Do this:
Pictures should be excluded; otherwise, copy every entry exactly.

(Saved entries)
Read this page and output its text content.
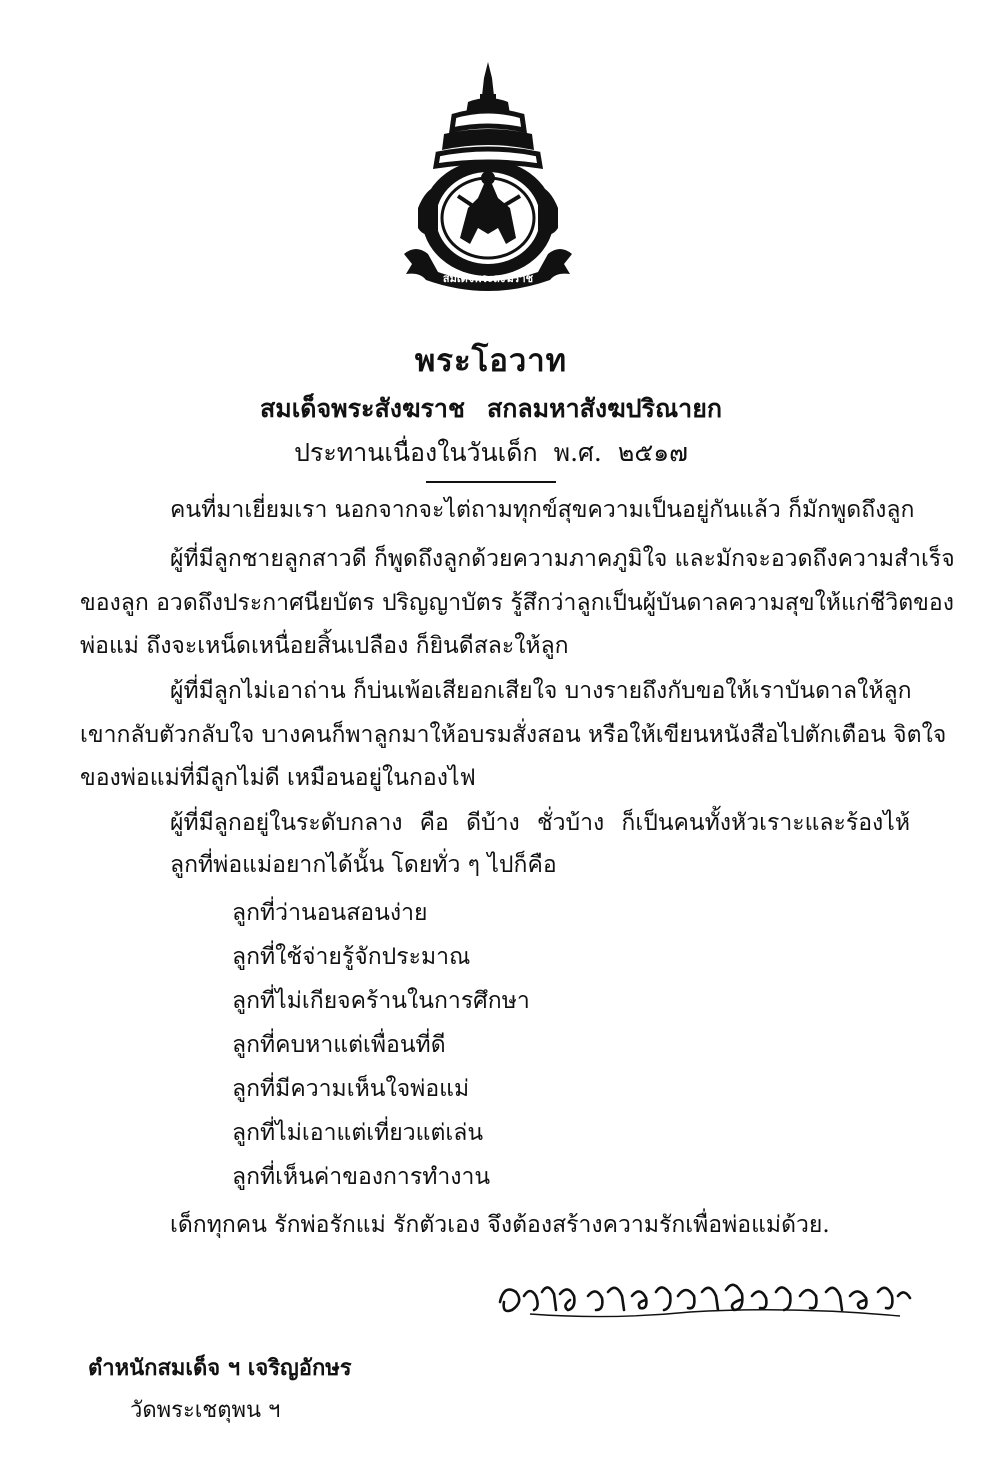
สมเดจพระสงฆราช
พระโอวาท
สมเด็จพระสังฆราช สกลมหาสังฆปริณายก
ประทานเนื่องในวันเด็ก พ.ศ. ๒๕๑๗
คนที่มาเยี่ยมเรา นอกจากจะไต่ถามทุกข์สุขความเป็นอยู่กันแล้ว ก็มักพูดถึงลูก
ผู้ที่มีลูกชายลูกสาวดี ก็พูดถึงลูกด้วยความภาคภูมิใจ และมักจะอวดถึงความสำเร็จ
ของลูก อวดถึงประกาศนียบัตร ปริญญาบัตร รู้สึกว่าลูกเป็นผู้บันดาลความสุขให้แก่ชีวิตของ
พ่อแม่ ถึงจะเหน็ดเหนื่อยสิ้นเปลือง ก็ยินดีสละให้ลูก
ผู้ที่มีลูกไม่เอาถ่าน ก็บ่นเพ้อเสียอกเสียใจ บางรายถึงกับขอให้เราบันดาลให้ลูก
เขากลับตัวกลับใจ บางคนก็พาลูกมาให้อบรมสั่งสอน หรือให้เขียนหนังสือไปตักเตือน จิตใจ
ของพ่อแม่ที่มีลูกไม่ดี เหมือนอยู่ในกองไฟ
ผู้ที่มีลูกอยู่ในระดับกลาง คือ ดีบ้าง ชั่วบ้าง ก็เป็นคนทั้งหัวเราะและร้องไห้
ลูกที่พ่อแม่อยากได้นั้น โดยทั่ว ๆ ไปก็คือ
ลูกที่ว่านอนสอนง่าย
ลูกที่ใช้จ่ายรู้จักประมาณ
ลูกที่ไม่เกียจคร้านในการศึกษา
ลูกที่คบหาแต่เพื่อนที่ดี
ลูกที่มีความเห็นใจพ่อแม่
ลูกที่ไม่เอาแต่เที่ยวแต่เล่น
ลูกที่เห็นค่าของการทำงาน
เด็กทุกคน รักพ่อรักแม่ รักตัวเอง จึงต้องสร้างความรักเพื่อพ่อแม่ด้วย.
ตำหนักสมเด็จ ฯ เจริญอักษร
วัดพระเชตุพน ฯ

Task result:
Read this page and output its text content.
สมเดจพระสงฆราช
พระโอวาท
สมเด็จพระสังฆราช สกลมหาสังฆปริณายก
ประทานเนื่องในวันเด็ก พ.ศ. ๒๕๑๗
คนที่มาเยี่ยมเรา นอกจากจะไต่ถามทุกข์สุขความเป็นอยู่กันแล้ว ก็มักพูดถึงลูก
ผู้ที่มีลูกชายลูกสาวดี ก็พูดถึงลูกด้วยความภาคภูมิใจ และมักจะอวดถึงความสำเร็จ
ของลูก อวดถึงประกาศนียบัตร ปริญญาบัตร รู้สึกว่าลูกเป็นผู้บันดาลความสุขให้แก่ชีวิตของ
พ่อแม่ ถึงจะเหน็ดเหนื่อยสิ้นเปลือง ก็ยินดีสละให้ลูก
ผู้ที่มีลูกไม่เอาถ่าน ก็บ่นเพ้อเสียอกเสียใจ บางรายถึงกับขอให้เราบันดาลให้ลูก
เขากลับตัวกลับใจ บางคนก็พาลูกมาให้อบรมสั่งสอน หรือให้เขียนหนังสือไปตักเตือน จิตใจ
ของพ่อแม่ที่มีลูกไม่ดี เหมือนอยู่ในกองไฟ
ผู้ที่มีลูกอยู่ในระดับกลาง คือ ดีบ้าง ชั่วบ้าง ก็เป็นคนทั้งหัวเราะและร้องไห้
ลูกที่พ่อแม่อยากได้นั้น โดยทั่ว ๆ ไปก็คือ
ลูกที่ว่านอนสอนง่าย
ลูกที่ใช้จ่ายรู้จักประมาณ
ลูกที่ไม่เกียจคร้านในการศึกษา
ลูกที่คบหาแต่เพื่อนที่ดี
ลูกที่มีความเห็นใจพ่อแม่
ลูกที่ไม่เอาแต่เที่ยวแต่เล่น
ลูกที่เห็นค่าของการทำงาน
เด็กทุกคน รักพ่อรักแม่ รักตัวเอง จึงต้องสร้างความรักเพื่อพ่อแม่ด้วย.
ตำหนักสมเด็จ ฯ เจริญอักษร
วัดพระเชตุพน ฯ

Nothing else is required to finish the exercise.